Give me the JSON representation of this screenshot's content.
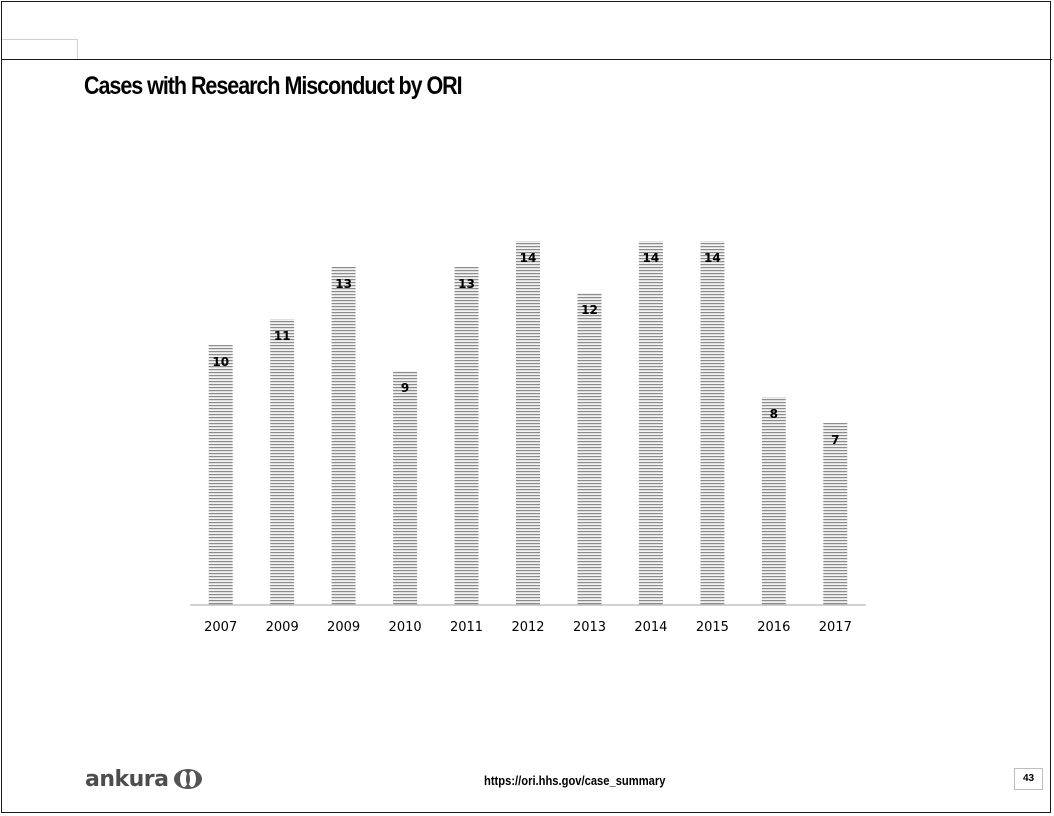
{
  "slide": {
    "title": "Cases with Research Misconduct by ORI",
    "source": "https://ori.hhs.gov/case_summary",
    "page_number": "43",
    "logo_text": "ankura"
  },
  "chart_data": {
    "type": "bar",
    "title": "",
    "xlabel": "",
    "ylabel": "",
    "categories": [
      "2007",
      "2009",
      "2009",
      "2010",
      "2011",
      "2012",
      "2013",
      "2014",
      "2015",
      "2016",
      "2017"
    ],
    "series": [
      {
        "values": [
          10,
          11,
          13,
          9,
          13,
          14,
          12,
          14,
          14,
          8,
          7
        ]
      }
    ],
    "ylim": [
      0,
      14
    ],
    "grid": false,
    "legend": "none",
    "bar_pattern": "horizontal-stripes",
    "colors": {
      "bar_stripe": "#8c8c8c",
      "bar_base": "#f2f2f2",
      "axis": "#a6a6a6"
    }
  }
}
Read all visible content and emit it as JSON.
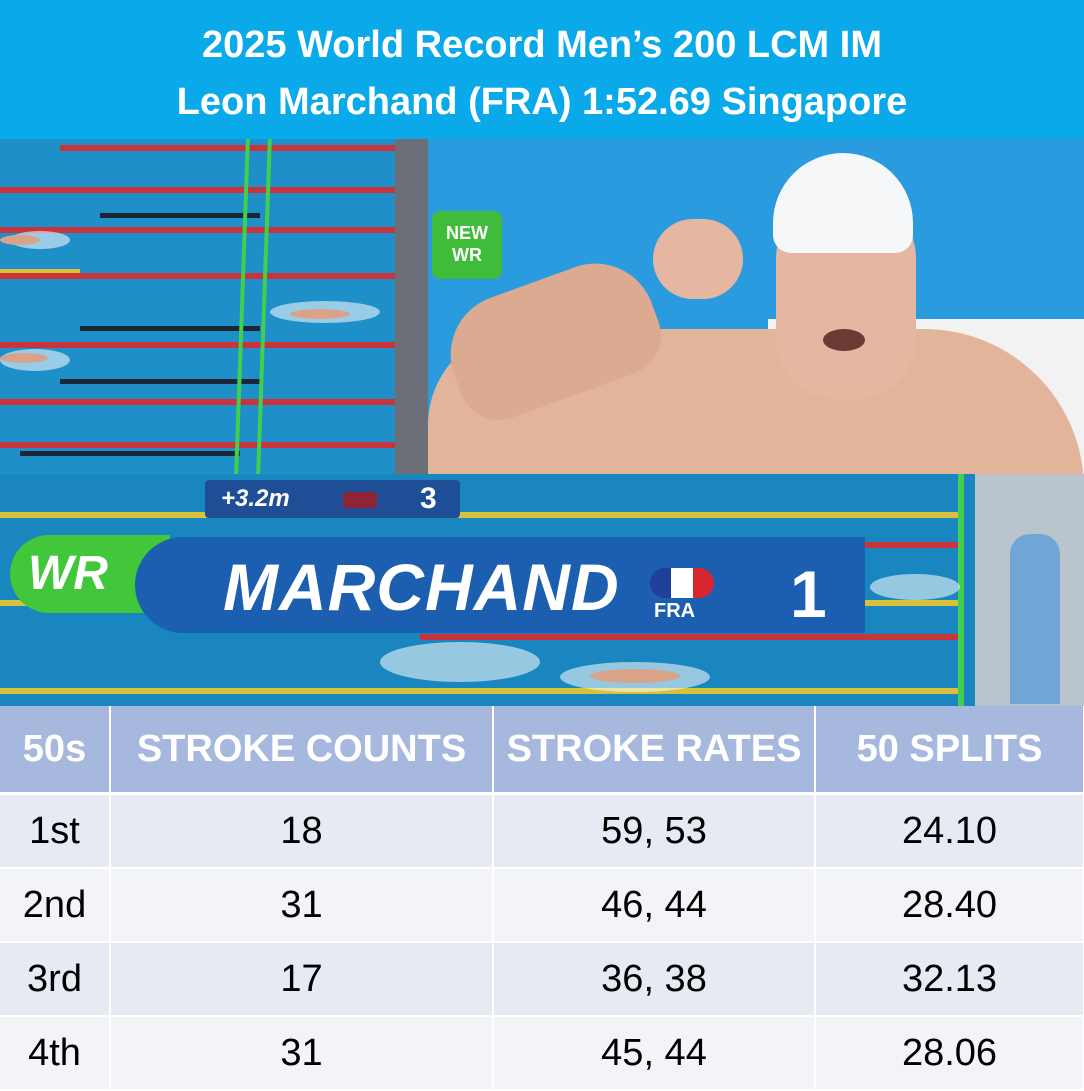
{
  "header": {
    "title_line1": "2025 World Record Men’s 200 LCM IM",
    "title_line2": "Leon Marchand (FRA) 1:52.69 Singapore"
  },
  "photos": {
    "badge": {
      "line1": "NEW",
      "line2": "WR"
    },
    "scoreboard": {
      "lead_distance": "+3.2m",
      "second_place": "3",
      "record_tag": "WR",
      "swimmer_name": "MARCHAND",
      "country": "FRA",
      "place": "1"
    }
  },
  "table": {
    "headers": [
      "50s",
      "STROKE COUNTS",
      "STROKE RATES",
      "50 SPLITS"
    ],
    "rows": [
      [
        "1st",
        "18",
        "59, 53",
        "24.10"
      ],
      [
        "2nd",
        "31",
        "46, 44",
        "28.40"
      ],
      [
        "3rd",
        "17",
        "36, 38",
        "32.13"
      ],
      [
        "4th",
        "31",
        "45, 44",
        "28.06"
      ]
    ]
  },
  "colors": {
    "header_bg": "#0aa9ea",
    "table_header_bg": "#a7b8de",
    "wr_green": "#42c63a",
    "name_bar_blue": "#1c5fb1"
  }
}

* _To do_: Leave the pictures out and copy the rest of the data exactly.

* _Response to the exercise_:
Give me the JSON representation of this screenshot's content.
{
  "slide": {
    "title": "Cases with Research Misconduct by ORI",
    "source": "https://ori.hhs.gov/case_summary",
    "page_number": "43",
    "logo_text": "ankura"
  },
  "chart_data": {
    "type": "bar",
    "title": "",
    "xlabel": "",
    "ylabel": "",
    "categories": [
      "2007",
      "2009",
      "2009",
      "2010",
      "2011",
      "2012",
      "2013",
      "2014",
      "2015",
      "2016",
      "2017"
    ],
    "series": [
      {
        "values": [
          10,
          11,
          13,
          9,
          13,
          14,
          12,
          14,
          14,
          8,
          7
        ]
      }
    ],
    "ylim": [
      0,
      14
    ],
    "grid": false,
    "legend": "none",
    "bar_pattern": "horizontal-stripes",
    "colors": {
      "bar_stripe": "#8c8c8c",
      "bar_base": "#f2f2f2",
      "axis": "#a6a6a6"
    }
  }
}
Read all visible content and emit it as JSON.
{
  "header": {
    "title_line1": "2025 World Record Men’s 200 LCM IM",
    "title_line2": "Leon Marchand (FRA) 1:52.69 Singapore"
  },
  "photos": {
    "badge": {
      "line1": "NEW",
      "line2": "WR"
    },
    "scoreboard": {
      "lead_distance": "+3.2m",
      "second_place": "3",
      "record_tag": "WR",
      "swimmer_name": "MARCHAND",
      "country": "FRA",
      "place": "1"
    }
  },
  "table": {
    "headers": [
      "50s",
      "STROKE COUNTS",
      "STROKE RATES",
      "50 SPLITS"
    ],
    "rows": [
      [
        "1st",
        "18",
        "59, 53",
        "24.10"
      ],
      [
        "2nd",
        "31",
        "46, 44",
        "28.40"
      ],
      [
        "3rd",
        "17",
        "36, 38",
        "32.13"
      ],
      [
        "4th",
        "31",
        "45, 44",
        "28.06"
      ]
    ]
  },
  "colors": {
    "header_bg": "#0aa9ea",
    "table_header_bg": "#a7b8de",
    "wr_green": "#42c63a",
    "name_bar_blue": "#1c5fb1"
  }
}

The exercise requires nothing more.